Dataset items:
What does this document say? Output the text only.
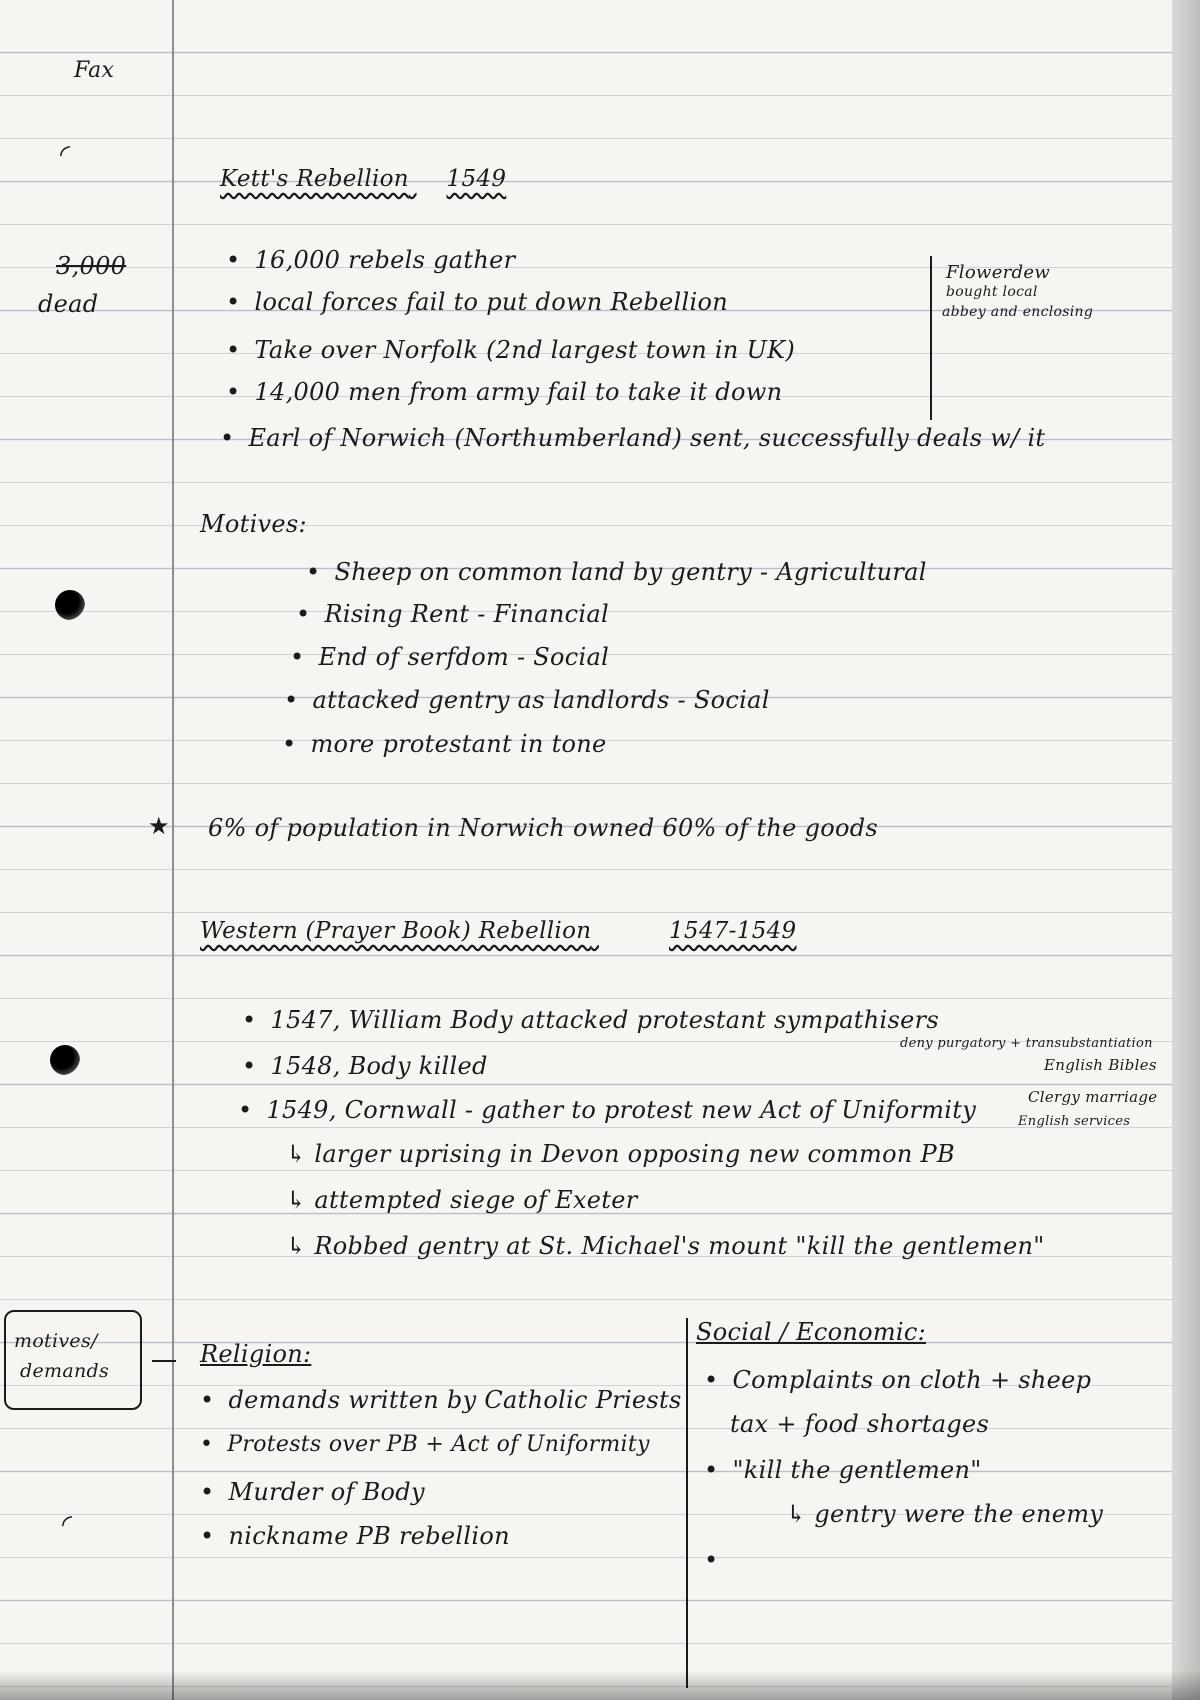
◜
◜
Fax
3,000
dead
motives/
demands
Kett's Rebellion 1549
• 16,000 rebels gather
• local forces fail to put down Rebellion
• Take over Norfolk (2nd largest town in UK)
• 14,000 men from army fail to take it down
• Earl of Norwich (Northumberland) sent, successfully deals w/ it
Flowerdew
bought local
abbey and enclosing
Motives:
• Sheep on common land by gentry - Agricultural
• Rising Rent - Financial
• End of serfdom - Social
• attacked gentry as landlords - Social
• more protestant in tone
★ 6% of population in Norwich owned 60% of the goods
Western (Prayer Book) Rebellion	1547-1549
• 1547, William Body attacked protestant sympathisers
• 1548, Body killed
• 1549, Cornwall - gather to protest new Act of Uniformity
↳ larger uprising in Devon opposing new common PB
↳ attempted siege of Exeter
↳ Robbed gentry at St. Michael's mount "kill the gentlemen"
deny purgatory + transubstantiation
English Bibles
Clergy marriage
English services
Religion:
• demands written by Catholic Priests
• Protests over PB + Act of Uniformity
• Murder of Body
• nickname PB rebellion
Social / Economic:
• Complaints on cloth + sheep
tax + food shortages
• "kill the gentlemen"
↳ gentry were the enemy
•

Exercise instructions – Above are some records. Report the number of their lines that include "gentry", and add nothing else.

Complete answer – 4